*Document*
::::::::

9Oct00

Kwaidan BY DAVID EHRENSTEIN

One of the most meticulously crafted supernatural fantasy films ever made, Masaki Kobayashi’s Kwaidan (1964) is also one of the most unusual. While such classic black and white chillers as The Uninvited, The Innocents and The Haunting teasingly speculate on the existence of ghosts, this lavish widescreen and color production deals with the spirit world head-on, as something completely and frighteningly real.

Consisting of four episodes, Kwaidan is based on the writings of Lafcadio Hearn, a folklorist of Greek-Irish ancestry who came to the United States in 1869 and later moved to Japan. Hearn became a naturalized Japanese citizen in 1895, and changed his name to Yakumo Koizumi. If total assimilation of his adopted culture was Hearn’s goal, then he clearly achieved it, for it’s impossible to tell that Kwaidan’s source material is in any way Western. As directed by Kobayashi, Hearn’s four tales unfurl across the screen like versions of the classic Japanese paintings of the historical periods in which the film is set.

::::::::

*Raw data*
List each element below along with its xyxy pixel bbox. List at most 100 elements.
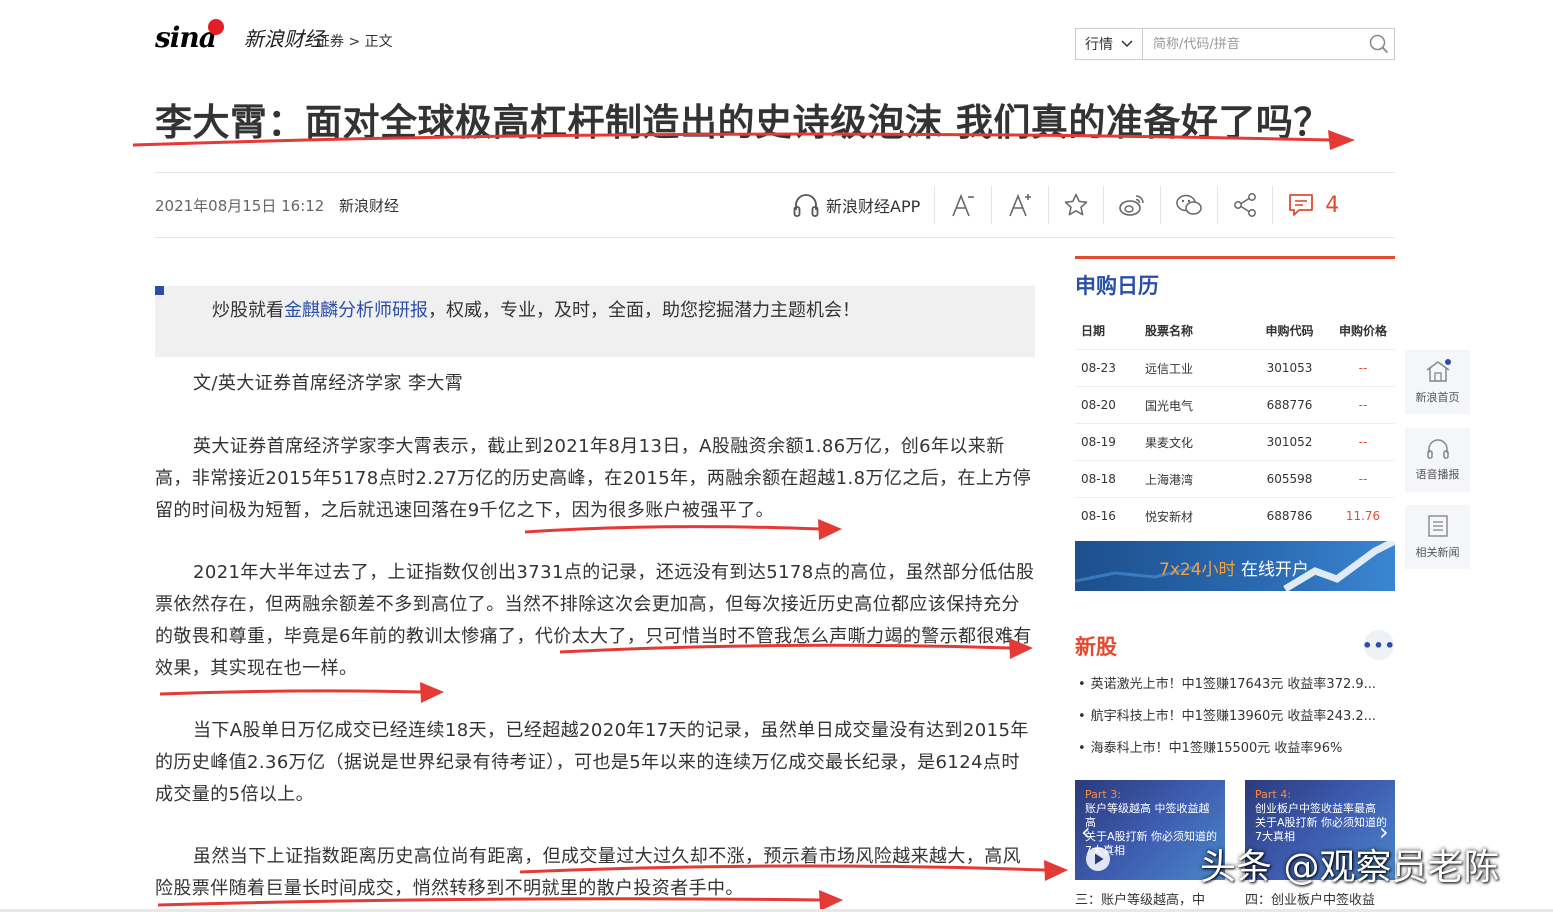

::::::::

*Problems*
**1.** Check the three statements below against the review of Kwaidan. For each one, answer yes or no and quote the exact words from the review that decide it.
(a) Kwaidan is made up of four episodes.
(b) Kwaidan is a black and white film.
(c) Hearn became a naturalized Japanese citizen in 1869.
**2.** Continue the review of Kwaidan, starting right after its final sentence.

*Final answers*
**1.**
(a) Yes: "Consisting of four episodes"
(b) No: "this lavish widescreen and color production"
(c) No: "Hearn became a naturalized Japanese citizen in 1895"

**2.**
Winner of the Special Jury Prize at the 1965 Cannes Film Festival, Kwaidan represents a considerable departure from the works of its director, who made his initial fame with such socially conscious dramas as Black River (a study of corruption brought about by U.S. military bases in Japan) and The Human Condition (an exposé of Japanese mistreatment of Chinese in POW camps). Shot almost entirely in enormous studio sets, with a completely post-synched and carefully controlled soundtrack, Kwaidan is about as far from moviemaking “realism” as it’s possible to go. Yet in going to such dramatically ambitious lengths as adapting aspects of Kabuki and Bunaraku puppet theatre to filmmaking techniques, Kobayashi achieves a subtle synthesis of realism and stylization. He makes palpable a vision in which beauty and horror not only coexist but complement one another.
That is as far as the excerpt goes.